_Work to be completed_
How many lines below contain the word "現在のページは"? Reply solely with the number.

_Data records_
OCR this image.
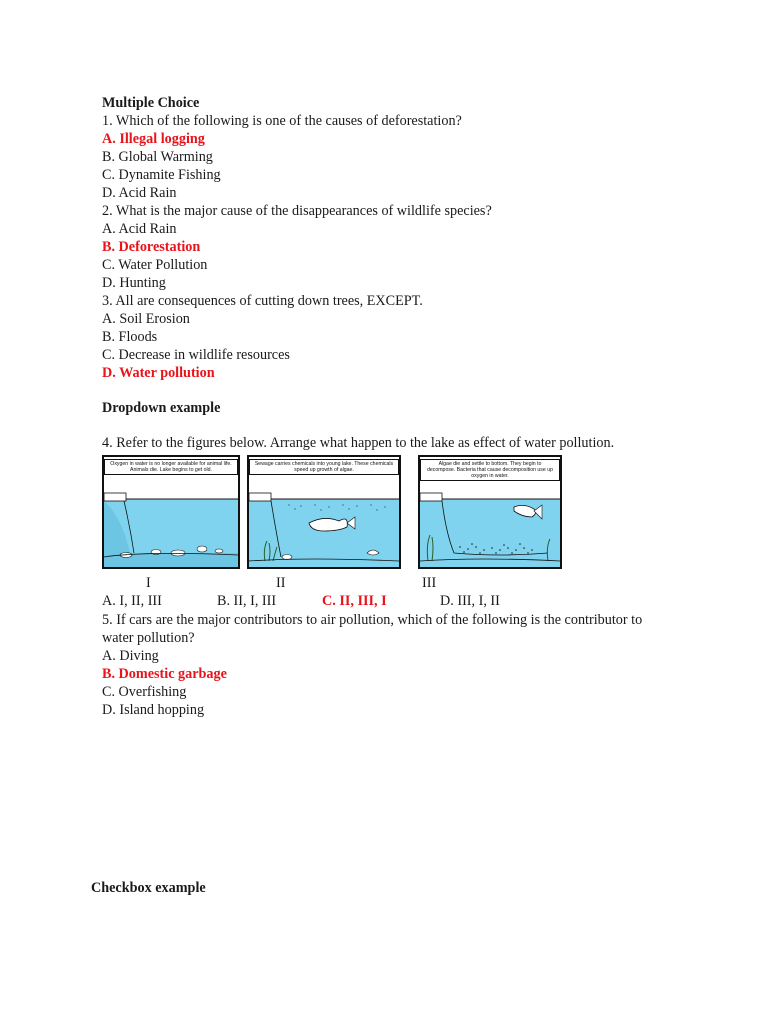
Multiple Choice
1. Which of the following is one of the causes of deforestation?
A. Illegal logging
B. Global Warming
C. Dynamite Fishing
D. Acid Rain
2. What is the major cause of the disappearances of wildlife species?
A. Acid Rain
B. Deforestation
C. Water Pollution
D. Hunting
3. All are consequences of cutting down trees, EXCEPT.
A. Soil Erosion
B. Floods
C. Decrease in wildlife resources
D. Water pollution
Dropdown example
4. Refer to the figures below. Arrange what happen to the lake as effect of water pollution.
Oxygen in water is no longer available for animal life. Animals die. Lake begins to get old.
Sewage carries chemicals into young lake. These chemicals speed up growth of algae.
Algae die and settle to bottom. They begin to decompose. Bacteria that cause decomposition use up oxygen in water.
I	II	III
A. I, II, III	B. II, I, III	C. II, III, I	D. III, I, II
5. If cars are the major contributors to air pollution, which of the following is the contributor to
water pollution?
A. Diving
B. Domestic garbage
C. Overfishing
D. Island hopping
Checkbox example
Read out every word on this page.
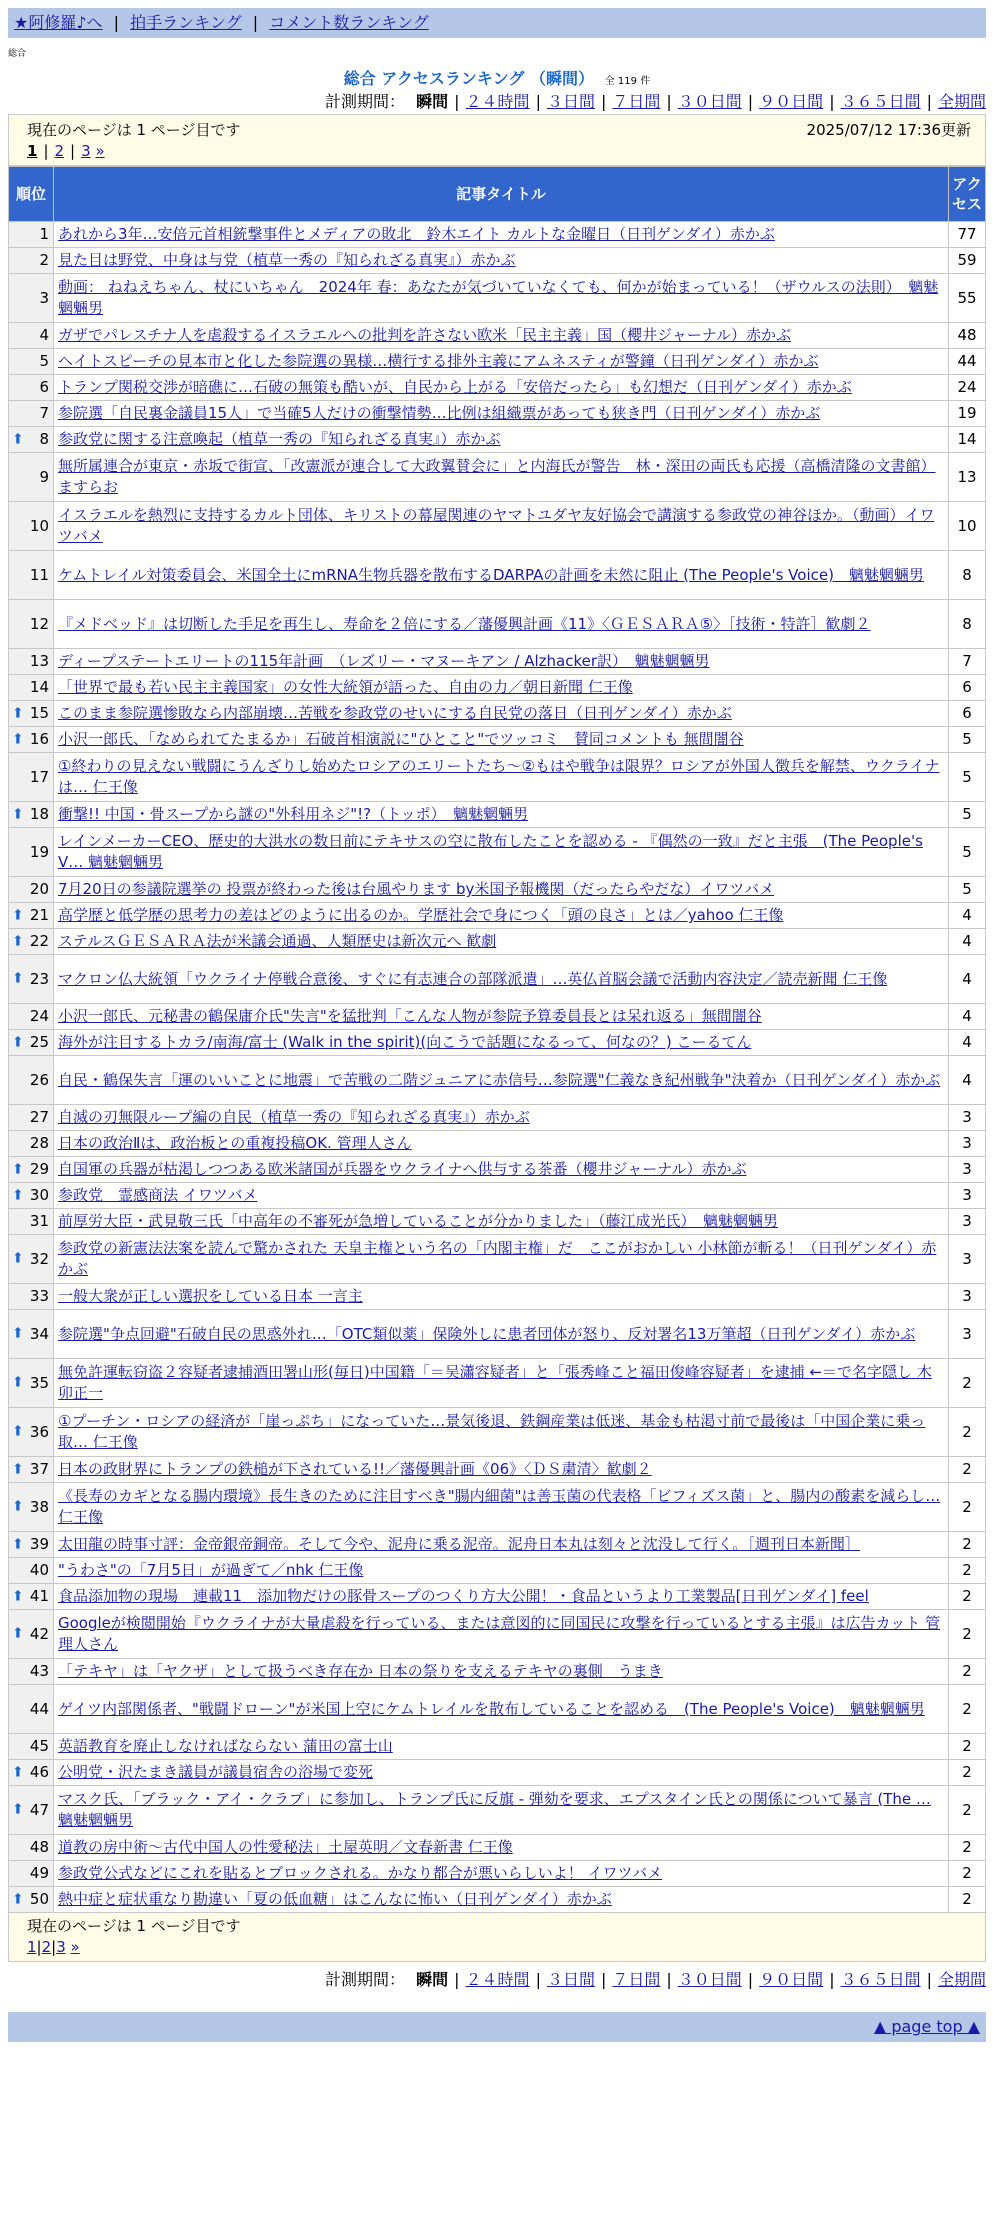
★阿修羅♪へ | 拍手ランキング | コメント数ランキング
総合
総合 アクセスランキング （瞬間） 全 119 件
計測期間： 瞬間 | ２４時間 | ３日間 | ７日間 | ３０日間 | ９０日間 | ３６５日間 | 全期間
現在のページは 1 ページ目です	2025/07/12 17:36更新
1 | 2 | 3 »
順位	記事タイトル	アクセス
1	あれから3年…安倍元首相銃撃事件とメディアの敗北　鈴木エイト カルトな金曜日（日刊ゲンダイ）赤かぶ	77
2	見た目は野党、中身は与党（植草一秀の『知られざる真実』）赤かぶ	59
3	動画： ねねえちゃん、杖にいちゃん　2024年 春：あなたが気づいていなくても、何かが始まっている！（ザウルスの法則）　魑魅魍魎男	55
4	ガザでパレスチナ人を虐殺するイスラエルへの批判を許さない欧米「民主主義」国（櫻井ジャーナル）赤かぶ	48
5	ヘイトスピーチの見本市と化した参院選の異様…横行する排外主義にアムネスティが警鐘（日刊ゲンダイ）赤かぶ	44
6	トランプ関税交渉が暗礁に…石破の無策も酷いが、自民から上がる「安倍だったら」も幻想だ（日刊ゲンダイ）赤かぶ	24
7	参院選「自民裏金議員15人」で当確5人だけの衝撃情勢…比例は組織票があっても狭き門（日刊ゲンダイ）赤かぶ	19

⬆ 8	参政党に関する注意喚起（植草一秀の『知られざる真実』）赤かぶ	14
9	無所属連合が東京・赤坂で街宣、「改憲派が連合して大政翼賛会に」と内海氏が警告　林・深田の両氏も応援（高橋清隆の文書館）ますらお	13
10	イスラエルを熱烈に支持するカルト団体、キリストの幕屋関連のヤマトユダヤ友好協会で講演する参政党の神谷ほか。（動画）イワツバメ	10
11	ケムトレイル対策委員会、米国全土にmRNA生物兵器を散布するDARPAの計画を未然に阻止 (The People's Voice)　魑魅魍魎男	8
12	『メドベッド』は切断した手足を再生し、寿命を２倍にする／藩優興計画《11》〈ＧＥＳＡＲＡ⑤〉［技術・特許］歓劇２	8
13	ディープステートエリートの115年計画　（レズリー・マヌーキアン / Alzhacker訳）　魑魅魍魎男	7
14	「世界で最も若い民主主義国家」の女性大統領が語った、自由の力／朝日新聞 仁王像	6

⬆ 15	このまま参院選惨敗なら内部崩壊…苦戦を参政党のせいにする自民党の落日（日刊ゲンダイ）赤かぶ	6

⬆ 16	小沢一郎氏、「なめられてたまるか」石破首相演説に"ひとこと"でツッコミ　賛同コメントも 無間闇谷	5
17	①終わりの見えない戦闘にうんざりし始めたロシアのエリートたち〜②もはや戦争は限界？ロシアが外国人徴兵を解禁、ウクライナは… 仁王像	5

⬆ 18	衝撃!! 中国・骨スープから謎の"外科用ネジ"!?（トッポ）　魑魅魍魎男	5
19	レインメーカーCEO、歴史的大洪水の数日前にテキサスの空に散布したことを認める - 『偶然の一致』だと主張　(The People's V… 魑魅魍魎男	5
20	7月20日の参議院選挙の 投票が終わった後は台風やります by米国予報機関（だったらやだな）イワツバメ	5

⬆ 21	高学歴と低学歴の思考力の差はどのように出るのか。学歴社会で身につく「頭の良さ」とは／yahoo 仁王像	4

⬆ 22	ステルスＧＥＳＡＲＡ法が米議会通過、人類歴史は新次元へ 歓劇	4

⬆ 23	マクロン仏大統領「ウクライナ停戦合意後、すぐに有志連合の部隊派遣」…英仏首脳会議で活動内容決定／読売新聞 仁王像	4
24	小沢一郎氏、元秘書の鶴保庸介氏"失言"を猛批判「こんな人物が参院予算委員長とは呆れ返る」無間闇谷	4

⬆ 25	海外が注目するトカラ/南海/富士 (Walk in the spirit)(向こうで話題になるって、何なの？) こーるてん	4
26	自民・鶴保失言「運のいいことに地震」で苦戦の二階ジュニアに赤信号…参院選"仁義なき紀州戦争"決着か（日刊ゲンダイ）赤かぶ	4
27	自滅の刃無限ループ編の自民（植草一秀の『知られざる真実』）赤かぶ	3
28	日本の政治Ⅱは、政治板との重複投稿OK. 管理人さん	3

⬆ 29	自国軍の兵器が枯渇しつつある欧米諸国が兵器をウクライナへ供与する茶番（櫻井ジャーナル）赤かぶ	3

⬆ 30	参政党　霊感商法 イワツバメ	3
31	前厚労大臣・武見敬三氏「中高年の不審死が急増していることが分かりました」（藤江成光氏）　魑魅魍魎男	3

⬆ 32	参政党の新憲法法案を読んで驚かされた 天皇主権という名の「内閣主権」だ　ここがおかしい 小林節が斬る！（日刊ゲンダイ）赤かぶ	3
33	一般大衆が正しい選択をしている日本 一言主	3

⬆ 34	参院選"争点回避"石破自民の思惑外れ…「OTC類似薬」保険外しに患者団体が怒り、反対署名13万筆超（日刊ゲンダイ）赤かぶ	3

⬆ 35	無免許運転窃盗２容疑者逮捕酒田署山形(毎日)中国籍「＝吴瀟容疑者」と「張秀峰こと福田俊峰容疑者」を逮捕 ←＝で名字隠し 木卯正一	2

⬆ 36	①プーチン・ロシアの経済が「崖っぷち」になっていた…景気後退、鉄鋼産業は低迷、基金も枯渇寸前で最後は「中国企業に乗っ取… 仁王像	2

⬆ 37	日本の政財界にトランプの鉄槌が下されている!!／藩優興計画《06》〈ＤＳ粛清〉歓劇２	2

⬆ 38	《長寿のカギとなる腸内環境》長生きのために注目すべき"腸内細菌"は善玉菌の代表格「ビフィズス菌」と、腸内の酸素を減らし… 仁王像	2

⬆ 39	太田龍の時事寸評：金帝銀帝銅帝。そして今や、泥舟に乗る泥帝。泥舟日本丸は刻々と沈没して行く。［週刊日本新聞］	2
40	"うわさ"の「7月5日」が過ぎて／nhk 仁王像	2

⬆ 41	食品添加物の現場　連載11　添加物だけの豚骨スープのつくり方大公開！・食品というより工業製品[日刊ゲンダイ] feel	2

⬆ 42	Googleが検閲開始『ウクライナが大量虐殺を行っている、または意図的に同国民に攻撃を行っているとする主張』は広告カット 管理人さん	2
43	「テキヤ」は「ヤクザ」として扱うべき存在か 日本の祭りを支えるテキヤの裏側　うまき	2
44	ゲイツ内部関係者、"戦闘ドローン"が米国上空にケムトレイルを散布していることを認める　(The People's Voice)　魑魅魍魎男	2
45	英語教育を廃止しなければならない 蒲田の富士山	2

⬆ 46	公明党・沢たまき議員が議員宿舎の浴場で変死	2

⬆ 47	マスク氏、「ブラック・アイ・クラブ」に参加し、トランプ氏に反旗 - 弾劾を要求、エプスタイン氏との関係について暴言 (The … 魑魅魍魎男	2
48	道教の房中術〜古代中国人の性愛秘法」土屋英明／文春新書 仁王像	2
49	参政党公式などにこれを貼るとブロックされる。かなり都合が悪いらしいよ！ イワツバメ	2

⬆ 50	熱中症と症状重なり勘違い「夏の低血糖」はこんなに怖い（日刊ゲンダイ）赤かぶ	2
現在のページは 1 ページ目です
1|2|3 »
計測期間： 瞬間 | ２４時間 | ３日間 | ７日間 | ３０日間 | ９０日間 | ３６５日間 | 全期間
▲ page top ▲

_Answer space_
2